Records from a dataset
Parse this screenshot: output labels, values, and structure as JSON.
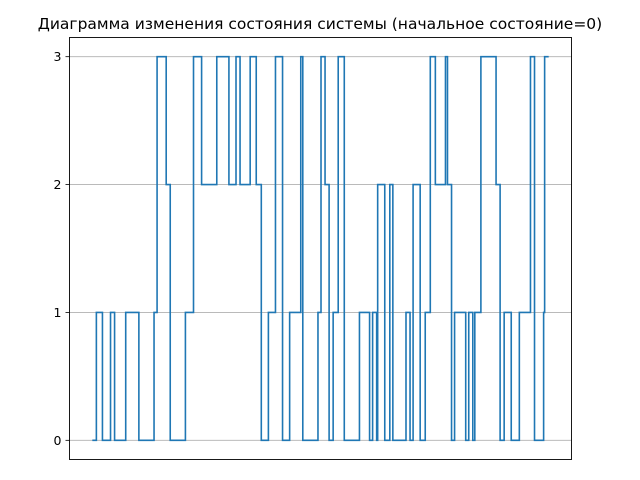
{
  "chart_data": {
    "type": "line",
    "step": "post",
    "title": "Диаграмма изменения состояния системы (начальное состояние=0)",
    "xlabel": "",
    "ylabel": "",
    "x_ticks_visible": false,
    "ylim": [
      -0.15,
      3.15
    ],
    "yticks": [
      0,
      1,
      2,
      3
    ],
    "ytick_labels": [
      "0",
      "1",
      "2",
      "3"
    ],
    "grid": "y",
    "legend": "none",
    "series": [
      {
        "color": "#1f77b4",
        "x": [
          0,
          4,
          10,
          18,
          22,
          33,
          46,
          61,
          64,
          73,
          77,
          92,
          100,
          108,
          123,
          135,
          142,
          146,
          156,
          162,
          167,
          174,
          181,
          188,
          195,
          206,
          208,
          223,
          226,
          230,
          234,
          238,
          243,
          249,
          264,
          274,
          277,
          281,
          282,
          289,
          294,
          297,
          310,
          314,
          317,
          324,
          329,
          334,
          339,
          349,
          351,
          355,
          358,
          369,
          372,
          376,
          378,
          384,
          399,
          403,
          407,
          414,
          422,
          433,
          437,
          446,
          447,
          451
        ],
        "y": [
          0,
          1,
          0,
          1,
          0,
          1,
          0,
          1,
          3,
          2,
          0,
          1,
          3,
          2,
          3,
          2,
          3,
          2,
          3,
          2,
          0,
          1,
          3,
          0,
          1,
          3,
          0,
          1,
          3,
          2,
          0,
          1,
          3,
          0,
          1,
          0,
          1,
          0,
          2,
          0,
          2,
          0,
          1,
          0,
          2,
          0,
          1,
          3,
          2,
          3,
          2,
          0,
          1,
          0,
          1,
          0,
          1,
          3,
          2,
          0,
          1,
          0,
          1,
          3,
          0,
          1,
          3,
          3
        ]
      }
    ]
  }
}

REQUIREMENTS:
Retype the listing exactly. Pictures do not belong in the copy.

RESPONSE TO THIS EXERCISE:
Parse this screenshot: output labels, values, and structure as JSON.
{
  "chart_data": {
    "type": "line",
    "step": "post",
    "title": "Диаграмма изменения состояния системы (начальное состояние=0)",
    "xlabel": "",
    "ylabel": "",
    "x_ticks_visible": false,
    "ylim": [
      -0.15,
      3.15
    ],
    "yticks": [
      0,
      1,
      2,
      3
    ],
    "ytick_labels": [
      "0",
      "1",
      "2",
      "3"
    ],
    "grid": "y",
    "legend": "none",
    "series": [
      {
        "color": "#1f77b4",
        "x": [
          0,
          4,
          10,
          18,
          22,
          33,
          46,
          61,
          64,
          73,
          77,
          92,
          100,
          108,
          123,
          135,
          142,
          146,
          156,
          162,
          167,
          174,
          181,
          188,
          195,
          206,
          208,
          223,
          226,
          230,
          234,
          238,
          243,
          249,
          264,
          274,
          277,
          281,
          282,
          289,
          294,
          297,
          310,
          314,
          317,
          324,
          329,
          334,
          339,
          349,
          351,
          355,
          358,
          369,
          372,
          376,
          378,
          384,
          399,
          403,
          407,
          414,
          422,
          433,
          437,
          446,
          447,
          451
        ],
        "y": [
          0,
          1,
          0,
          1,
          0,
          1,
          0,
          1,
          3,
          2,
          0,
          1,
          3,
          2,
          3,
          2,
          3,
          2,
          3,
          2,
          0,
          1,
          3,
          0,
          1,
          3,
          0,
          1,
          3,
          2,
          0,
          1,
          3,
          0,
          1,
          0,
          1,
          0,
          2,
          0,
          2,
          0,
          1,
          0,
          2,
          0,
          1,
          3,
          2,
          3,
          2,
          0,
          1,
          0,
          1,
          0,
          1,
          3,
          2,
          0,
          1,
          0,
          1,
          3,
          0,
          1,
          3,
          3
        ]
      }
    ]
  }
}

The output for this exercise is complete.